**Directive:** Please edit the rows below, changing each "Polygon shape" to "Marker" and leaving everything else unchanged.

[Raw records]
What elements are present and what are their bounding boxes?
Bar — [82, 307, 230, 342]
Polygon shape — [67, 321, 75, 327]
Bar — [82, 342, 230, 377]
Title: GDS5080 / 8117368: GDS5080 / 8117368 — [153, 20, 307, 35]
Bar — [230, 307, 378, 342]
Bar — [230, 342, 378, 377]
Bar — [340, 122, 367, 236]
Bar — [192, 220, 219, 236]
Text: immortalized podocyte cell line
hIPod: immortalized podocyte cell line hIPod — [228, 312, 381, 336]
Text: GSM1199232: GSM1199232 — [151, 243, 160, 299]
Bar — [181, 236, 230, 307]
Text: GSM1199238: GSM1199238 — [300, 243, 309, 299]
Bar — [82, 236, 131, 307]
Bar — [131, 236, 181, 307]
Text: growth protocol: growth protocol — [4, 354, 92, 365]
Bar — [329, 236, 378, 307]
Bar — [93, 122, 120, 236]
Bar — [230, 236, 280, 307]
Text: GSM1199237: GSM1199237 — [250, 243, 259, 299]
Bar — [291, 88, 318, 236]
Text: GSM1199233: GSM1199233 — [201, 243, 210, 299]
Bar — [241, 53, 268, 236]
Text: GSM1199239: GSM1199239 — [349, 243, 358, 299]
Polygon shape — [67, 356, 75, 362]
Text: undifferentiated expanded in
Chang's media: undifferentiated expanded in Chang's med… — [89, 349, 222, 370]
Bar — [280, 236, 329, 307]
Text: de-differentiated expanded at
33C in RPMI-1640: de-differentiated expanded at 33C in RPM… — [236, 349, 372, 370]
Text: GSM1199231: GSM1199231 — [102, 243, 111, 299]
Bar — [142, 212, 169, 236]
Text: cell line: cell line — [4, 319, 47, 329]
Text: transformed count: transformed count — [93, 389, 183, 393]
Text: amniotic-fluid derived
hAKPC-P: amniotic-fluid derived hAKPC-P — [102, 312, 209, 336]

**Task output:**
What elements are present and what are their bounding boxes?
Bar — [82, 307, 230, 342]
Marker — [67, 321, 75, 327]
Bar — [82, 342, 230, 377]
Title: GDS5080 / 8117368: GDS5080 / 8117368 — [153, 20, 307, 35]
Bar — [230, 307, 378, 342]
Bar — [230, 342, 378, 377]
Bar — [340, 122, 367, 236]
Bar — [192, 220, 219, 236]
Text: immortalized podocyte cell line
hIPod: immortalized podocyte cell line hIPod — [228, 312, 381, 336]
Text: GSM1199232: GSM1199232 — [151, 243, 160, 299]
Bar — [181, 236, 230, 307]
Text: GSM1199238: GSM1199238 — [300, 243, 309, 299]
Bar — [82, 236, 131, 307]
Bar — [131, 236, 181, 307]
Text: growth protocol: growth protocol — [4, 354, 92, 365]
Bar — [329, 236, 378, 307]
Bar — [93, 122, 120, 236]
Bar — [230, 236, 280, 307]
Text: GSM1199237: GSM1199237 — [250, 243, 259, 299]
Bar — [291, 88, 318, 236]
Text: GSM1199233: GSM1199233 — [201, 243, 210, 299]
Bar — [241, 53, 268, 236]
Text: GSM1199239: GSM1199239 — [349, 243, 358, 299]
Marker — [67, 356, 75, 362]
Text: undifferentiated expanded in
Chang's media: undifferentiated expanded in Chang's med… — [89, 349, 222, 370]
Bar — [280, 236, 329, 307]
Text: de-differentiated expanded at
33C in RPMI-1640: de-differentiated expanded at 33C in RPM… — [236, 349, 372, 370]
Text: GSM1199231: GSM1199231 — [102, 243, 111, 299]
Bar — [142, 212, 169, 236]
Text: cell line: cell line — [4, 319, 47, 329]
Text: transformed count: transformed count — [93, 389, 183, 393]
Text: amniotic-fluid derived
hAKPC-P: amniotic-fluid derived hAKPC-P — [102, 312, 209, 336]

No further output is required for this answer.